## PROMPT
Check every line for the word "κατηγορίες" and give the number of lines where it occurs, nothing else.

## MATERIAL SHOWN
+ + + + +

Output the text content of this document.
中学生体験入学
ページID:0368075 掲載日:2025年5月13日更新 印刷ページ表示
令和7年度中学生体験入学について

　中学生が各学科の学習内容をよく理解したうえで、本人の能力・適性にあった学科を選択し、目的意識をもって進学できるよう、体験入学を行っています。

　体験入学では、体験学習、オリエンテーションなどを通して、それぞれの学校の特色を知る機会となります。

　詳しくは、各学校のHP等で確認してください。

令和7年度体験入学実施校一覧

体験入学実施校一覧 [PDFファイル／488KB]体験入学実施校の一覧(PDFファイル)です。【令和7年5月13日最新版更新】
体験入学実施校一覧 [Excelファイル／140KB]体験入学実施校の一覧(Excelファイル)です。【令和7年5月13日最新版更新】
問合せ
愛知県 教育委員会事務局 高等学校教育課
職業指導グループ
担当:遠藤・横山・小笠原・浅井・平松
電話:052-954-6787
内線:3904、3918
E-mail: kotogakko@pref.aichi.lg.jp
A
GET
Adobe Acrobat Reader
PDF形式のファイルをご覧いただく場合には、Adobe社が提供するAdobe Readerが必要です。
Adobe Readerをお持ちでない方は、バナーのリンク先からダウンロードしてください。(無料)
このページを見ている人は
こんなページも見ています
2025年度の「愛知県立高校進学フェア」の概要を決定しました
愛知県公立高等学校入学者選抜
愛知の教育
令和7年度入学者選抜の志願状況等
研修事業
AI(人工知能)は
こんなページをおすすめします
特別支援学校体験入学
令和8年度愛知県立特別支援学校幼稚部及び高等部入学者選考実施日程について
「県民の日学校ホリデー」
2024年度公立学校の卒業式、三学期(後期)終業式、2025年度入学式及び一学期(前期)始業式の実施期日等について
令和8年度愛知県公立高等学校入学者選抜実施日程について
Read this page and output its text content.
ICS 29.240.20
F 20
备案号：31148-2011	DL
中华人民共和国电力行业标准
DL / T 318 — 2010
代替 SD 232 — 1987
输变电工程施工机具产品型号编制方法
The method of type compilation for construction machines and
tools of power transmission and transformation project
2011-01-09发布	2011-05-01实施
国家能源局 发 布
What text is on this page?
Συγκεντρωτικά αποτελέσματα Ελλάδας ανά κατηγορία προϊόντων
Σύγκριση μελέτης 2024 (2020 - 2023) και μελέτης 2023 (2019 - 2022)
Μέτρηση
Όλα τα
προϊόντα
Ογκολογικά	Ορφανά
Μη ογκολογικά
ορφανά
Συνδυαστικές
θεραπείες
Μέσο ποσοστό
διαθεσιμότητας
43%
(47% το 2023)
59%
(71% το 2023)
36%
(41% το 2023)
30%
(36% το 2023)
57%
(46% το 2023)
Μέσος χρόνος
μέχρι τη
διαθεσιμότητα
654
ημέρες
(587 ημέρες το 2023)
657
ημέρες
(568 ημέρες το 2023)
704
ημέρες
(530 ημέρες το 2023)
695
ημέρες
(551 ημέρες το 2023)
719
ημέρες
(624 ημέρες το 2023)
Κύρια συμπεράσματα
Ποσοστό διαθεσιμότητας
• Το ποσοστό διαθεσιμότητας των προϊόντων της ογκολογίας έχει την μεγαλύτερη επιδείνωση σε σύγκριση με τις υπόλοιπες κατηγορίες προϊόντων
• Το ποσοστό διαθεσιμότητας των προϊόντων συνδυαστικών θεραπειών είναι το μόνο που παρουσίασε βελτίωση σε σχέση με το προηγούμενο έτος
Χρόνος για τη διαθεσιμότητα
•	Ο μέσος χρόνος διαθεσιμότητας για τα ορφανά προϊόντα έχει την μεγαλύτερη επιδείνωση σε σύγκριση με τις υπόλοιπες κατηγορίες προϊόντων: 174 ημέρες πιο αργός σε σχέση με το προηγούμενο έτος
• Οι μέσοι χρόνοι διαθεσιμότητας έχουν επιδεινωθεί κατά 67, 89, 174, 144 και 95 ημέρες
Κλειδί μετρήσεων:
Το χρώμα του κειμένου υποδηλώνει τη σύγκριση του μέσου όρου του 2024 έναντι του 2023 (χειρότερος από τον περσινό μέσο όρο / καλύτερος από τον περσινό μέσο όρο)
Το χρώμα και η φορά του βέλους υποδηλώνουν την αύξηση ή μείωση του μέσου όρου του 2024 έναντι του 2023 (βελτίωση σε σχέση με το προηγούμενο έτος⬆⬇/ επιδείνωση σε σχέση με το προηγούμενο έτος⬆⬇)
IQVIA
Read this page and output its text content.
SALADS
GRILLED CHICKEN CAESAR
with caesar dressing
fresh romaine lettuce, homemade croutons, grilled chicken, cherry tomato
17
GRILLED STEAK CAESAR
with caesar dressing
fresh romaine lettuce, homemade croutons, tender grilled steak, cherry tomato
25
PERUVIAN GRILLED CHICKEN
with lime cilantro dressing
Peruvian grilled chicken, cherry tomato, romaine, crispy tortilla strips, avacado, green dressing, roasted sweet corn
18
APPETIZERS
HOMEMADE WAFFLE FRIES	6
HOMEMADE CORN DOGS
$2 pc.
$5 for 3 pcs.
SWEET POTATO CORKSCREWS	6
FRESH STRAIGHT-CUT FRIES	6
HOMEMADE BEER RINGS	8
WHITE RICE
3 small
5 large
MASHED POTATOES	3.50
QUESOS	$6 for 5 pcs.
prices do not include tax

+ + + + +

## EXERCISE RESPONSE
2